- _Given data_

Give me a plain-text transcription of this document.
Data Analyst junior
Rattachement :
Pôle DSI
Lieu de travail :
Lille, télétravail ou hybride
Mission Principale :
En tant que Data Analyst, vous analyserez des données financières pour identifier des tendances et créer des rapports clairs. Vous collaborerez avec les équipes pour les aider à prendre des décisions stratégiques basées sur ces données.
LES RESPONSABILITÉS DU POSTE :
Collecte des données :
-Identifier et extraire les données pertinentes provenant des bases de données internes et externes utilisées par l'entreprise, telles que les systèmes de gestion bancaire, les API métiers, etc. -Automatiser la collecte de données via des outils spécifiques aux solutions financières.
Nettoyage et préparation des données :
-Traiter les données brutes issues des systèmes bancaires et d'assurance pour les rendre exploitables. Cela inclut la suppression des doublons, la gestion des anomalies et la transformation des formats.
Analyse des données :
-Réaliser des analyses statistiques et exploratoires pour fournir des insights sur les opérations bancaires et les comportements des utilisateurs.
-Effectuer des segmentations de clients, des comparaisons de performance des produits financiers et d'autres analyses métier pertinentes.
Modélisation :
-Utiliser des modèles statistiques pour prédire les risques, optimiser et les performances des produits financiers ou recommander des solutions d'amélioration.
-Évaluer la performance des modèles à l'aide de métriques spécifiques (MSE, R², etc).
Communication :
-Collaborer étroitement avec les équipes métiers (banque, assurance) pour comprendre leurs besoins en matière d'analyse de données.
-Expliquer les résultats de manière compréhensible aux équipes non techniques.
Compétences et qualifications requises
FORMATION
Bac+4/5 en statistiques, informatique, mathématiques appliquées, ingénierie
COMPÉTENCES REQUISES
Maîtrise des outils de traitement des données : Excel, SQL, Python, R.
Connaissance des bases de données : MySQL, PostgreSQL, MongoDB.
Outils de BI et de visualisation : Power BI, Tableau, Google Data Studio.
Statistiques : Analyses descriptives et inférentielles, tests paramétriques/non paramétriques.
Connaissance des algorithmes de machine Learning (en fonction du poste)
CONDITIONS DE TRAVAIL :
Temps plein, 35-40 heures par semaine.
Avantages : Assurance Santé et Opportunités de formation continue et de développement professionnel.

- _Task requirements_
Print the records above exactly as they appear.

- _Answer in full_
Give me a plain-text transcription of this document.
Data Analyst junior
Rattachement :
Pôle DSI
Lieu de travail :
Lille, télétravail ou hybride
Mission Principale :
En tant que Data Analyst, vous analyserez des données financières pour identifier des tendances et créer des rapports clairs. Vous collaborerez avec les équipes pour les aider à prendre des décisions stratégiques basées sur ces données.
LES RESPONSABILITÉS DU POSTE :
Collecte des données :
-Identifier et extraire les données pertinentes provenant des bases de données internes et externes utilisées par l'entreprise, telles que les systèmes de gestion bancaire, les API métiers, etc. -Automatiser la collecte de données via des outils spécifiques aux solutions financières.
Nettoyage et préparation des données :
-Traiter les données brutes issues des systèmes bancaires et d'assurance pour les rendre exploitables. Cela inclut la suppression des doublons, la gestion des anomalies et la transformation des formats.
Analyse des données :
-Réaliser des analyses statistiques et exploratoires pour fournir des insights sur les opérations bancaires et les comportements des utilisateurs.
-Effectuer des segmentations de clients, des comparaisons de performance des produits financiers et d'autres analyses métier pertinentes.
Modélisation :
-Utiliser des modèles statistiques pour prédire les risques, optimiser et les performances des produits financiers ou recommander des solutions d'amélioration.
-Évaluer la performance des modèles à l'aide de métriques spécifiques (MSE, R², etc).
Communication :
-Collaborer étroitement avec les équipes métiers (banque, assurance) pour comprendre leurs besoins en matière d'analyse de données.
-Expliquer les résultats de manière compréhensible aux équipes non techniques.
Compétences et qualifications requises
FORMATION
Bac+4/5 en statistiques, informatique, mathématiques appliquées, ingénierie
COMPÉTENCES REQUISES
Maîtrise des outils de traitement des données : Excel, SQL, Python, R.
Connaissance des bases de données : MySQL, PostgreSQL, MongoDB.
Outils de BI et de visualisation : Power BI, Tableau, Google Data Studio.
Statistiques : Analyses descriptives et inférentielles, tests paramétriques/non paramétriques.
Connaissance des algorithmes de machine Learning (en fonction du poste)
CONDITIONS DE TRAVAIL :
Temps plein, 35-40 heures par semaine.
Avantages : Assurance Santé et Opportunités de formation continue et de développement professionnel.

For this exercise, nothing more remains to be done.